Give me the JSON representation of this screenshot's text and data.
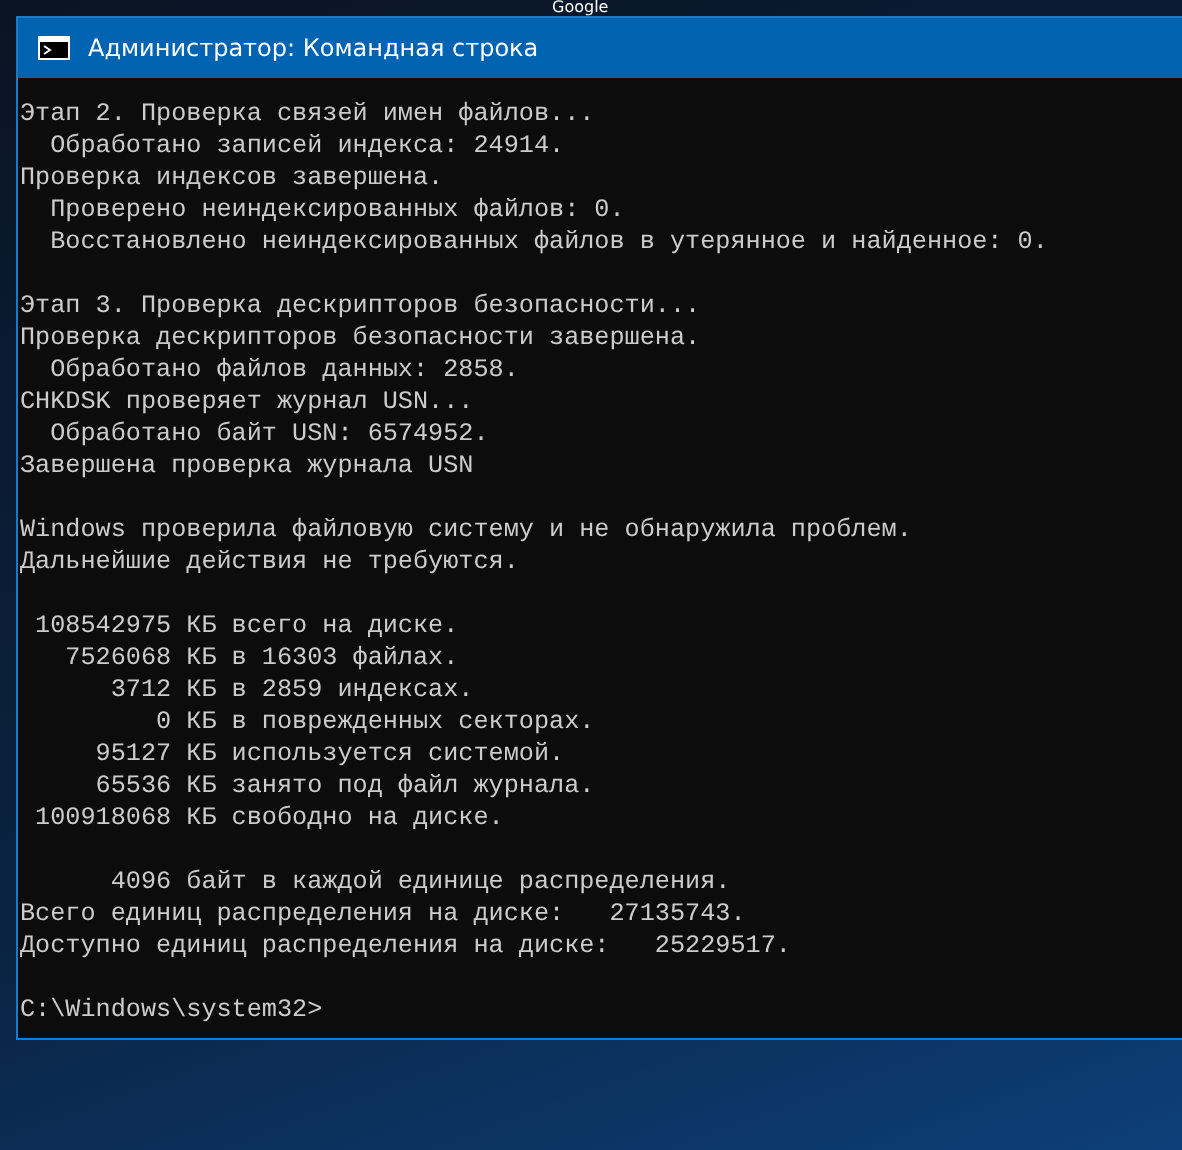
{
  "desktop": {
    "icon_label": "Google"
  },
  "window": {
    "title": "Администратор: Командная строка"
  },
  "console": {
    "blocks": [
      {
        "lines": [
          "Этап 2. Проверка связей имен файлов...",
          "  Обработано записей индекса: 24914.",
          "Проверка индексов завершена.",
          "  Проверено неиндексированных файлов: 0.",
          "  Восстановлено неиндексированных файлов в утерянное и найденное: 0."
        ]
      },
      {
        "lines": [
          "Этап 3. Проверка дескрипторов безопасности...",
          "Проверка дескрипторов безопасности завершена.",
          "  Обработано файлов данных: 2858.",
          "CHKDSK проверяет журнал USN...",
          "  Обработано байт USN: 6574952.",
          "Завершена проверка журнала USN"
        ]
      },
      {
        "lines": [
          "Windows проверила файловую систему и не обнаружила проблем.",
          "Дальнейшие действия не требуются."
        ]
      },
      {
        "lines": [
          " 108542975 КБ всего на диске.",
          "   7526068 КБ в 16303 файлах.",
          "      3712 КБ в 2859 индексах.",
          "         0 КБ в поврежденных секторах.",
          "     95127 КБ используется системой.",
          "     65536 КБ занято под файл журнала.",
          " 100918068 КБ свободно на диске."
        ]
      },
      {
        "lines": [
          "      4096 байт в каждой единице распределения.",
          "Всего единиц распределения на диске:   27135743.",
          "Доступно единиц распределения на диске:   25229517."
        ]
      },
      {
        "lines": [
          "C:\\Windows\\system32>"
        ]
      }
    ]
  }
}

_WHAT YOU WILL DO_
Check each line in the listing above for the string "распределения", then report how many lines contain it, with no other text.

_RESPONSE TO THIS TASK_
3